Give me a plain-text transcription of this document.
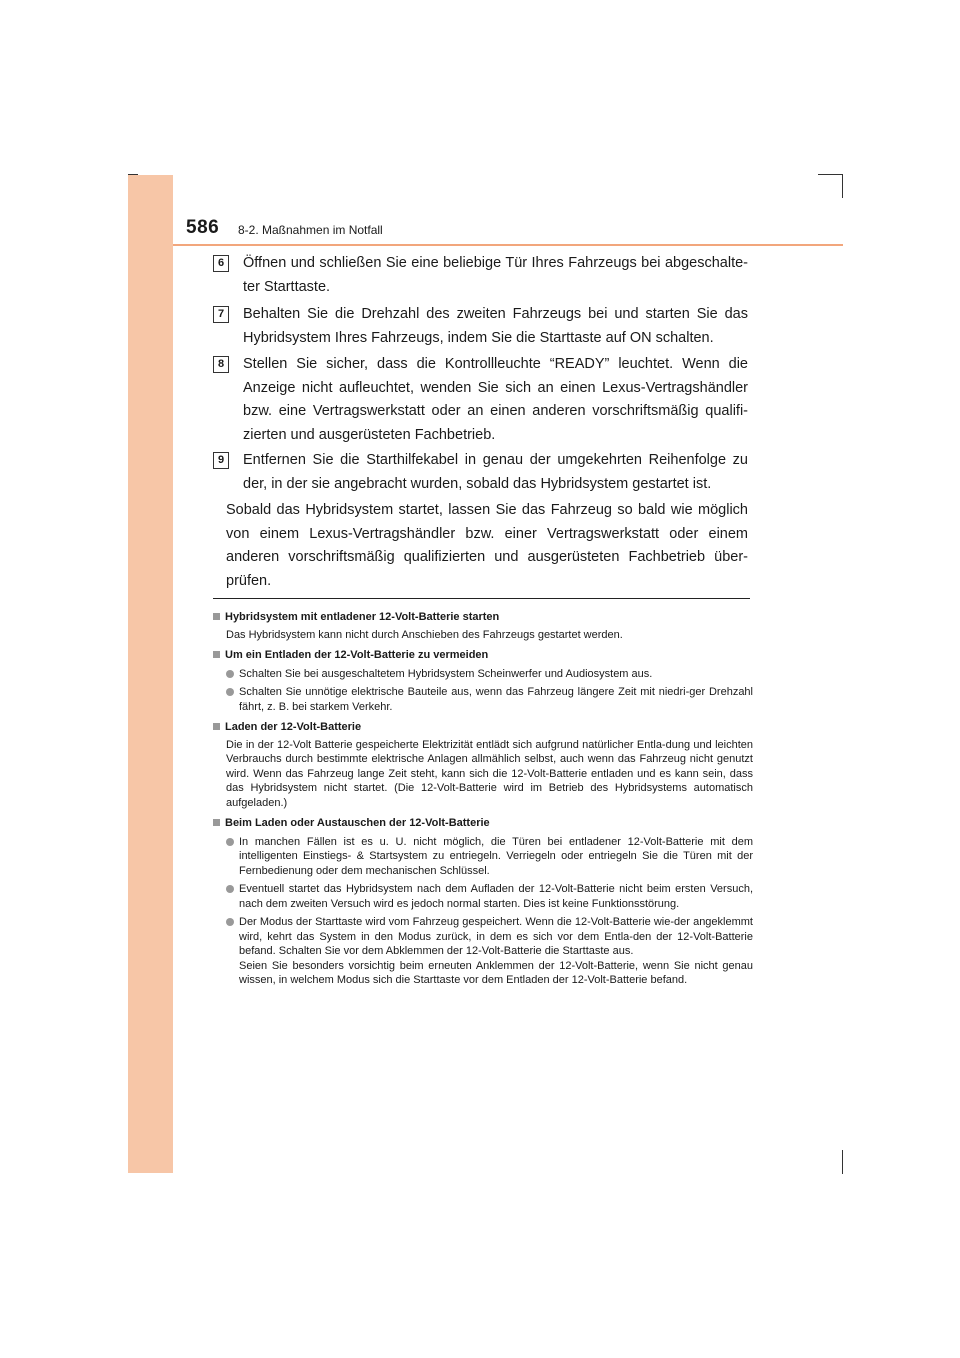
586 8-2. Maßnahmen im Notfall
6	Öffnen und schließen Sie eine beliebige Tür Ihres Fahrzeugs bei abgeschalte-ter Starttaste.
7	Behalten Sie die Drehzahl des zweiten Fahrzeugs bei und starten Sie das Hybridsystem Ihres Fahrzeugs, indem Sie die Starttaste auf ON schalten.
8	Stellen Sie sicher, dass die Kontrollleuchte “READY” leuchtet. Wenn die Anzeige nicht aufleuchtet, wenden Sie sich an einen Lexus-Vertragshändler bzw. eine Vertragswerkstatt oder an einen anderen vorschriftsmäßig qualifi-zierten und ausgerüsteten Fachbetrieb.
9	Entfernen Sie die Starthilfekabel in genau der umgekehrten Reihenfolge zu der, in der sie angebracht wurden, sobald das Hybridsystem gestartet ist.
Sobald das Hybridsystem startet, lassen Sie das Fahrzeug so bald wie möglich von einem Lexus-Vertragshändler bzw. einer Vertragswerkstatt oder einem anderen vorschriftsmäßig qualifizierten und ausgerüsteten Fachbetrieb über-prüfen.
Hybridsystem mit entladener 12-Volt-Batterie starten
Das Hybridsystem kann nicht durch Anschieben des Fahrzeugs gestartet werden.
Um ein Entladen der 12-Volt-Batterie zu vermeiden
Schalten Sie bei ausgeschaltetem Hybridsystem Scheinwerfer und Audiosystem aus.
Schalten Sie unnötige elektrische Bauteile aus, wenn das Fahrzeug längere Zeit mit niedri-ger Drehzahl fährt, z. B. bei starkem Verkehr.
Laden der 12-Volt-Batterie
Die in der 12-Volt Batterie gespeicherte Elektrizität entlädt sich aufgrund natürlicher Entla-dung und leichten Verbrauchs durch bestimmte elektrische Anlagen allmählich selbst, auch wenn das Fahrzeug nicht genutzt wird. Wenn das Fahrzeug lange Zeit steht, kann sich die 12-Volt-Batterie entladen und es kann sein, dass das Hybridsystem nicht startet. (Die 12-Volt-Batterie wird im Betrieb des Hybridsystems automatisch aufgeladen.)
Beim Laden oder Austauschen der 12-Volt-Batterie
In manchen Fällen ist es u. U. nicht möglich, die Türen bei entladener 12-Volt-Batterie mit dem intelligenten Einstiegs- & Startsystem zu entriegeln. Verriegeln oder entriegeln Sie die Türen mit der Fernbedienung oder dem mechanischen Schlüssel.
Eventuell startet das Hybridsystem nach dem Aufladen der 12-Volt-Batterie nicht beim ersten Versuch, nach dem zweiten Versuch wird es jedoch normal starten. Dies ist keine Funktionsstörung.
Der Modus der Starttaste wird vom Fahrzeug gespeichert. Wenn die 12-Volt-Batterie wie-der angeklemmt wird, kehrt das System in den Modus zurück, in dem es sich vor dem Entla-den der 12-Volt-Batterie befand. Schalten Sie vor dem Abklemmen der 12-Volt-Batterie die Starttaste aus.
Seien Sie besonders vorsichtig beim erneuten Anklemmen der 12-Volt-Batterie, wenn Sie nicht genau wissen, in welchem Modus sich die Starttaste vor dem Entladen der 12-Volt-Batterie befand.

---

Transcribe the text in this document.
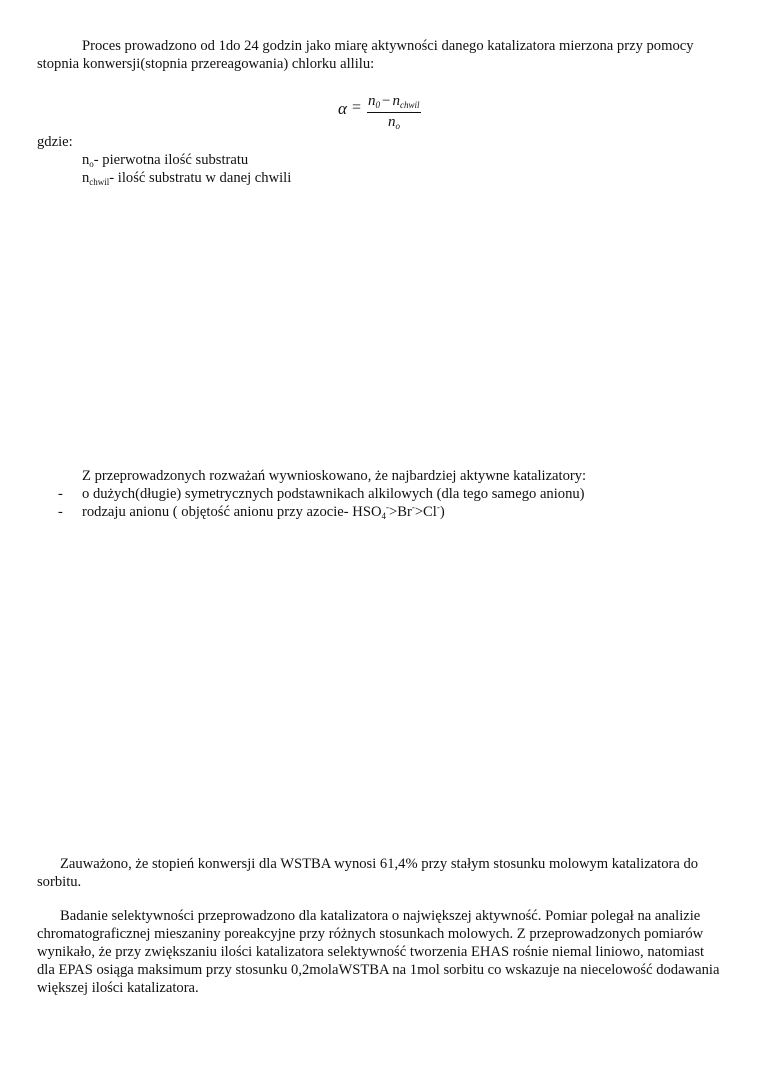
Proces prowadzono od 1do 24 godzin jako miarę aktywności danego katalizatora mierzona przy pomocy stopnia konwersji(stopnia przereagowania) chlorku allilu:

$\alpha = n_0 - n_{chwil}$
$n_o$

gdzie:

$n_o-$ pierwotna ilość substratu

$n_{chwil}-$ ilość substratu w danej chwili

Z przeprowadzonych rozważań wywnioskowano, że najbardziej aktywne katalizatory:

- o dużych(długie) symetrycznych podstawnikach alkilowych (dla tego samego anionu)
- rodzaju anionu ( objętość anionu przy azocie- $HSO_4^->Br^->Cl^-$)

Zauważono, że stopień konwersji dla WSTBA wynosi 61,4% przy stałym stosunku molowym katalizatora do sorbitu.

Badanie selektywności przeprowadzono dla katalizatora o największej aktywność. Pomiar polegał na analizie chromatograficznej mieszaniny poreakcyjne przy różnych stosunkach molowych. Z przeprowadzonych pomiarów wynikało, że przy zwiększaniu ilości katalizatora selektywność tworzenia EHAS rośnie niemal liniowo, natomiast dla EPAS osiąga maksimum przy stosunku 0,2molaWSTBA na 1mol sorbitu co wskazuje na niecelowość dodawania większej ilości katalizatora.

Required work. Single out each line of the records above with the string "konwersji" in it, and copy it.

Expected output.
Proces prowadzono od 1do 24 godzin jako miarę aktywności danego katalizatora mierzona przy pomocy stopnia konwersji(stopnia przereagowania) chlorku allilu:
Zauważono, że stopień konwersji dla WSTBA wynosi 61,4% przy stałym stosunku molowym katalizatora do sorbitu.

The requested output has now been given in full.